(Saved data entries)
---*---
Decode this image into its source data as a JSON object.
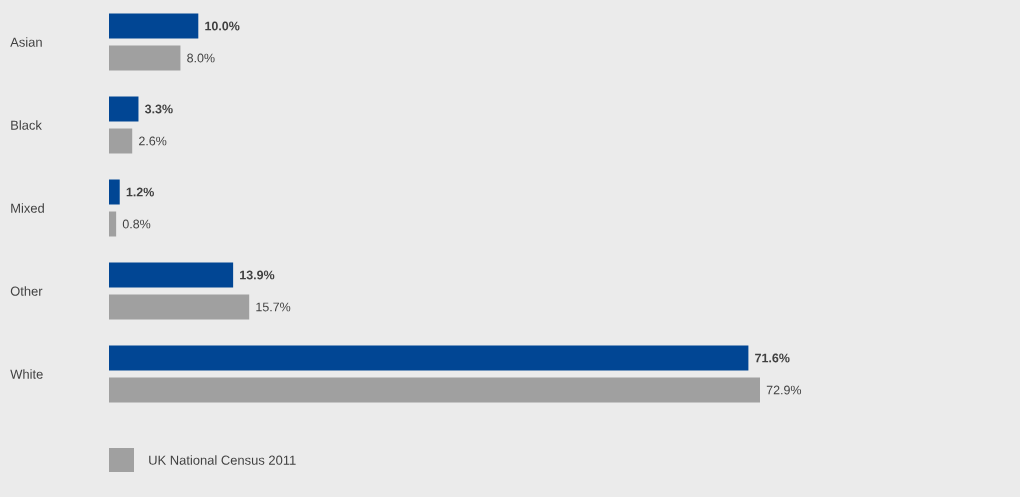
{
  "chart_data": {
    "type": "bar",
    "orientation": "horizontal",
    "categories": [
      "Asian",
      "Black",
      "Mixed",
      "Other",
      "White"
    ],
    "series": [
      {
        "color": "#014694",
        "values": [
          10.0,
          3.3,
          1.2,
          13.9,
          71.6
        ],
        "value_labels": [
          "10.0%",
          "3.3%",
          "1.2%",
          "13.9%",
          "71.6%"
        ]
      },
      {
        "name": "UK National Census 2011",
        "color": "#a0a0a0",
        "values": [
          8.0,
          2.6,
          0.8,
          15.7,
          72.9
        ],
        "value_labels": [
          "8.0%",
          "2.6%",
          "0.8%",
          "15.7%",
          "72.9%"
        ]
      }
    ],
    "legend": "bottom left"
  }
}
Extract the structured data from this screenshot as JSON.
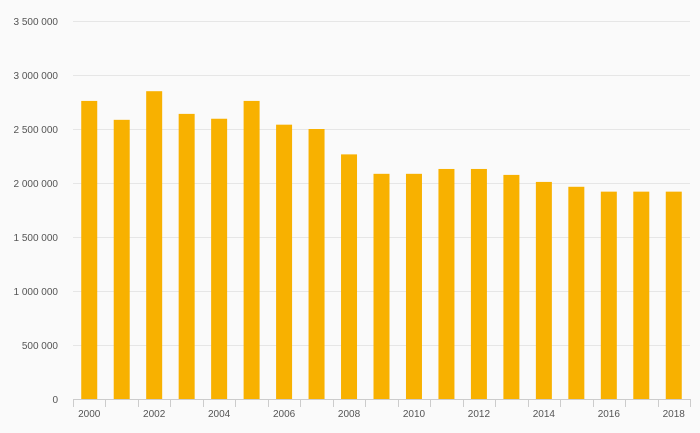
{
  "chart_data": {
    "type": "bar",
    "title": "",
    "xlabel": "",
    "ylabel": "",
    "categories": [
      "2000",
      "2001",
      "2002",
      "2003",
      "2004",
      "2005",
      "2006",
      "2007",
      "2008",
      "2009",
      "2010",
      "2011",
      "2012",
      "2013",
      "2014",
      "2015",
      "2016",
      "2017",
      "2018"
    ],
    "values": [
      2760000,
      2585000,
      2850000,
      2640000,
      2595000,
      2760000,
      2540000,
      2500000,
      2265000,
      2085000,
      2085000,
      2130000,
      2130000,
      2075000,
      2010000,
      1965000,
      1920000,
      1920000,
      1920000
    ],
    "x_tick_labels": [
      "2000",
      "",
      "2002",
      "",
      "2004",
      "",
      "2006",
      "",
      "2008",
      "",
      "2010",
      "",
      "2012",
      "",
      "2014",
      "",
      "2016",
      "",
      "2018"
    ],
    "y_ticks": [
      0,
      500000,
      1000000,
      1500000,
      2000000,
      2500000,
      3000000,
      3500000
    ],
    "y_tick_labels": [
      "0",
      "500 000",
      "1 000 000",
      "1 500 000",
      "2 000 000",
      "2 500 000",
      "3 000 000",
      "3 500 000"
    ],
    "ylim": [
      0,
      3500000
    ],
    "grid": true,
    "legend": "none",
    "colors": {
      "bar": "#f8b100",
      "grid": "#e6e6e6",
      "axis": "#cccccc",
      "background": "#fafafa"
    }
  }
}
---*---
• **What needs to be done**
Return each line of the data, keeping its wording exact and omitting pictures.

• **Right answer**
Decode this image into its source data as a JSON object.
{
  "chart_data": {
    "type": "bar",
    "orientation": "horizontal",
    "categories": [
      "Asian",
      "Black",
      "Mixed",
      "Other",
      "White"
    ],
    "series": [
      {
        "color": "#014694",
        "values": [
          10.0,
          3.3,
          1.2,
          13.9,
          71.6
        ],
        "value_labels": [
          "10.0%",
          "3.3%",
          "1.2%",
          "13.9%",
          "71.6%"
        ]
      },
      {
        "name": "UK National Census 2011",
        "color": "#a0a0a0",
        "values": [
          8.0,
          2.6,
          0.8,
          15.7,
          72.9
        ],
        "value_labels": [
          "8.0%",
          "2.6%",
          "0.8%",
          "15.7%",
          "72.9%"
        ]
      }
    ],
    "legend": "bottom left"
  }
}
Extract the structured data from this screenshot as JSON.
{
  "chart_data": {
    "type": "bar",
    "title": "",
    "xlabel": "",
    "ylabel": "",
    "categories": [
      "2000",
      "2001",
      "2002",
      "2003",
      "2004",
      "2005",
      "2006",
      "2007",
      "2008",
      "2009",
      "2010",
      "2011",
      "2012",
      "2013",
      "2014",
      "2015",
      "2016",
      "2017",
      "2018"
    ],
    "values": [
      2760000,
      2585000,
      2850000,
      2640000,
      2595000,
      2760000,
      2540000,
      2500000,
      2265000,
      2085000,
      2085000,
      2130000,
      2130000,
      2075000,
      2010000,
      1965000,
      1920000,
      1920000,
      1920000
    ],
    "x_tick_labels": [
      "2000",
      "",
      "2002",
      "",
      "2004",
      "",
      "2006",
      "",
      "2008",
      "",
      "2010",
      "",
      "2012",
      "",
      "2014",
      "",
      "2016",
      "",
      "2018"
    ],
    "y_ticks": [
      0,
      500000,
      1000000,
      1500000,
      2000000,
      2500000,
      3000000,
      3500000
    ],
    "y_tick_labels": [
      "0",
      "500 000",
      "1 000 000",
      "1 500 000",
      "2 000 000",
      "2 500 000",
      "3 000 000",
      "3 500 000"
    ],
    "ylim": [
      0,
      3500000
    ],
    "grid": true,
    "legend": "none",
    "colors": {
      "bar": "#f8b100",
      "grid": "#e6e6e6",
      "axis": "#cccccc",
      "background": "#fafafa"
    }
  }
}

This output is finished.